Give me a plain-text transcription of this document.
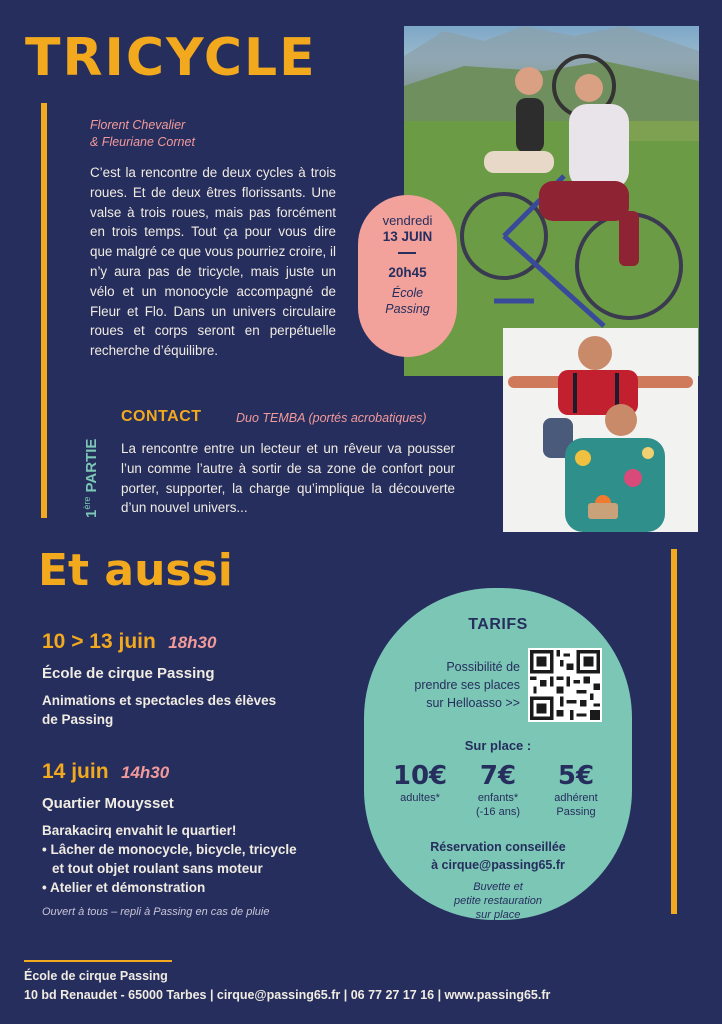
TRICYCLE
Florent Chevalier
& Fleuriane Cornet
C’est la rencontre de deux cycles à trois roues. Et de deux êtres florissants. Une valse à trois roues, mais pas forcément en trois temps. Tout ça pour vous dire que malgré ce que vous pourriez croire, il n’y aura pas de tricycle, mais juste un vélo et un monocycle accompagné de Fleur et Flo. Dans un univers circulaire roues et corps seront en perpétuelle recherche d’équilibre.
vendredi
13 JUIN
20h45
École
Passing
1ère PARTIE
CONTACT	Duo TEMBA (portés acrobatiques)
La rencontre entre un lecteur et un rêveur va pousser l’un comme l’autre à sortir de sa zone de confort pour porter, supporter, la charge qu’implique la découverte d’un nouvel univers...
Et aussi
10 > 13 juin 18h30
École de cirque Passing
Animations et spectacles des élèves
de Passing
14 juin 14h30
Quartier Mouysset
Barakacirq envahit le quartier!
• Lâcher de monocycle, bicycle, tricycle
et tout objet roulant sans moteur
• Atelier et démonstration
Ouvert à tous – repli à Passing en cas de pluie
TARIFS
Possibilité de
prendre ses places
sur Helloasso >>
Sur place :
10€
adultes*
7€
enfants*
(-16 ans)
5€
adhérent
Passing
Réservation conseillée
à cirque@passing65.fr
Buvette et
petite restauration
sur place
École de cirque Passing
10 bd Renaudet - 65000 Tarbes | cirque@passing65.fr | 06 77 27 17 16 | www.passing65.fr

* * *

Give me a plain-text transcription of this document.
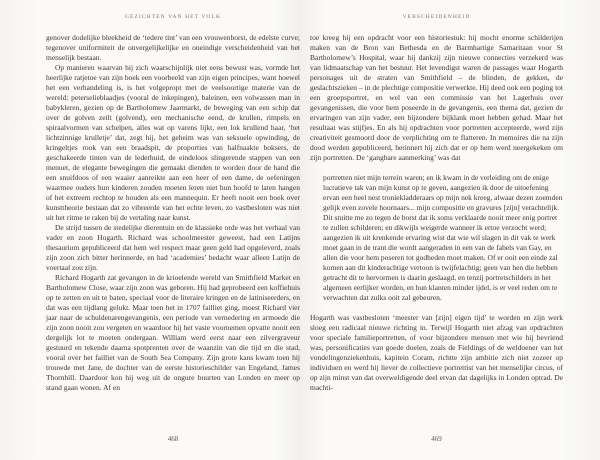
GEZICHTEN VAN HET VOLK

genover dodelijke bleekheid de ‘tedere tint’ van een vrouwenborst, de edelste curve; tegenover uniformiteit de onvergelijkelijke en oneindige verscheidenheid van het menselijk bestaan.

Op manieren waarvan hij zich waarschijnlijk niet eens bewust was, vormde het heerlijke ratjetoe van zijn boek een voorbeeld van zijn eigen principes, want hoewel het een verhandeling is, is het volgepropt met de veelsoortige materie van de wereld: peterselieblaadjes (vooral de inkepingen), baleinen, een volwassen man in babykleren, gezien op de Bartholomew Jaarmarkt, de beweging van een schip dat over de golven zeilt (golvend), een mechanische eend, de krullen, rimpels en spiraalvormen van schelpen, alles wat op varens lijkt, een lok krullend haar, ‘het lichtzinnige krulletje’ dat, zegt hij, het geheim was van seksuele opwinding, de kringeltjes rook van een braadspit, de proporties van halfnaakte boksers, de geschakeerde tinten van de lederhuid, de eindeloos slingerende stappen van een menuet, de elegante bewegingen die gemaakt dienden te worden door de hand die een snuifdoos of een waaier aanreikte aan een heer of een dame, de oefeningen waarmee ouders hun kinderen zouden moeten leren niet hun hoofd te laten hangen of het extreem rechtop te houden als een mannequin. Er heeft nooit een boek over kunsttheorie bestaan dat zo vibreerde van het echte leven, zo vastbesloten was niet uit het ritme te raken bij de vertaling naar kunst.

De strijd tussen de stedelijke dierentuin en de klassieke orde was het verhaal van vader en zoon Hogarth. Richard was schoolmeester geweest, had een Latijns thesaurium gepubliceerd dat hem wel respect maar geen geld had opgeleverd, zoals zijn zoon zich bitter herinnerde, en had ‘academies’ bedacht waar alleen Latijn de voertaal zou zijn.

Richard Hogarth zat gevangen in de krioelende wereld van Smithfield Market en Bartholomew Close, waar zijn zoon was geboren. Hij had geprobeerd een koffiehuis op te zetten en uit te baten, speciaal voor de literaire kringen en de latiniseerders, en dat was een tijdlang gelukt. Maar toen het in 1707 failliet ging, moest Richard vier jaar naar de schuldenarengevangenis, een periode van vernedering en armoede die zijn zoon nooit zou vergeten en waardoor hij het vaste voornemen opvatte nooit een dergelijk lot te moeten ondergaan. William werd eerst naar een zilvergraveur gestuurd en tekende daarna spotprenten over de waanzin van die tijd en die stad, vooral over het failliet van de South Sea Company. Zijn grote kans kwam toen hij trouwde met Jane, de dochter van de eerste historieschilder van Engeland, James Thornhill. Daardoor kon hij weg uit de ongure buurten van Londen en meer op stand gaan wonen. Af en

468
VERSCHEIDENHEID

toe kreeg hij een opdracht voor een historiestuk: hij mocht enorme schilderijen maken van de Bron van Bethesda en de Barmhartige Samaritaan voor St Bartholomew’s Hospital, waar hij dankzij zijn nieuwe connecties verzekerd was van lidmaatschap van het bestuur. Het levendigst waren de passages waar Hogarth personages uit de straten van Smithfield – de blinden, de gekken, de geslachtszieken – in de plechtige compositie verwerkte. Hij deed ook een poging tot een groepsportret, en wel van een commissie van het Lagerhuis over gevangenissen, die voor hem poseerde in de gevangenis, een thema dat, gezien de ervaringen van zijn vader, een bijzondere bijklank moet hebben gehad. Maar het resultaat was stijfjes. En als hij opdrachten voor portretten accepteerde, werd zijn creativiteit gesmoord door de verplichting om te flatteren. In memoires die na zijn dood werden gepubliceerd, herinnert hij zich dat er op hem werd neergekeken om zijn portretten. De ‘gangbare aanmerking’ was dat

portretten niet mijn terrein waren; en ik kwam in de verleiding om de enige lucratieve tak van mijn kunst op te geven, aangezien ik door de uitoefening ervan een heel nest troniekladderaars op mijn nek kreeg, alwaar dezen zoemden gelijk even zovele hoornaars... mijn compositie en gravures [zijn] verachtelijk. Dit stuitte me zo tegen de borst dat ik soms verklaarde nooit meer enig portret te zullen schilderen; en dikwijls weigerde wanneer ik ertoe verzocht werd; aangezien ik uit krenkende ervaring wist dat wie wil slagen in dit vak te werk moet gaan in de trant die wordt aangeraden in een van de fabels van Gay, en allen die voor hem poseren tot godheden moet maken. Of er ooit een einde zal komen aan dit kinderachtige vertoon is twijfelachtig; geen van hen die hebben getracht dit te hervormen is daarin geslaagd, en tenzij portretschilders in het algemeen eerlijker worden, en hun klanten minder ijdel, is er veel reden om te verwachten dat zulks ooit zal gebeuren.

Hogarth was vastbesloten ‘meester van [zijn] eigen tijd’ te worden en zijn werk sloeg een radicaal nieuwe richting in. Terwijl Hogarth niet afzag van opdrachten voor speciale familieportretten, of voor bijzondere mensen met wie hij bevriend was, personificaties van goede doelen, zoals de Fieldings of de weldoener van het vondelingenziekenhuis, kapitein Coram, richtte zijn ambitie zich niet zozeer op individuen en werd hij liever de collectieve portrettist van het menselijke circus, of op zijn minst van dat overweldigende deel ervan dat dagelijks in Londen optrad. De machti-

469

YOUR TASK >> Within the listing above, copy each line that has the string "maken".

CORRECT RESPONSE >>
toe kreeg hij een opdracht voor een historiestuk: hij mocht enorme schilderijen maken van de Bron van Bethesda en de Barmhartige Samaritaan voor St Bartholomew’s Hospital, waar hij dankzij zijn nieuwe connecties verzekerd was van lidmaatschap van het bestuur. Het levendigst waren de passages waar Hogarth personages uit de straten van Smithfield – de blinden, de gekken, de geslachtszieken – in de plechtige compositie verwerkte. Hij deed ook een poging tot een groepsportret, en wel van een commissie van het Lagerhuis over gevangenissen, die voor hem poseerde in de gevangenis, een thema dat, gezien de ervaringen van zijn vader, een bijzondere bijklank moet hebben gehad. Maar het resultaat was stijfjes. En als hij opdrachten voor portretten accepteerde, werd zijn creativiteit gesmoord door de verplichting om te flatteren. In memoires die na zijn dood werden gepubliceerd, herinnert hij zich dat er op hem werd neergekeken om zijn portretten. De ‘gangbare aanmerking’ was dat
portretten niet mijn terrein waren; en ik kwam in de verleiding om de enige lucratieve tak van mijn kunst op te geven, aangezien ik door de uitoefening ervan een heel nest troniekladderaars op mijn nek kreeg, alwaar dezen zoemden gelijk even zovele hoornaars... mijn compositie en gravures [zijn] verachtelijk. Dit stuitte me zo tegen de borst dat ik soms verklaarde nooit meer enig portret te zullen schilderen; en dikwijls weigerde wanneer ik ertoe verzocht werd; aangezien ik uit krenkende ervaring wist dat wie wil slagen in dit vak te werk moet gaan in de trant die wordt aangeraden in een van de fabels van Gay, en allen die voor hem poseren tot godheden moet maken. Of er ooit een einde zal komen aan dit kinderachtige vertoon is twijfelachtig; geen van hen die hebben getracht dit te hervormen is daarin geslaagd, en tenzij portretschilders in het algemeen eerlijker worden, en hun klanten minder ijdel, is er veel reden om te verwachten dat zulks ooit zal gebeuren.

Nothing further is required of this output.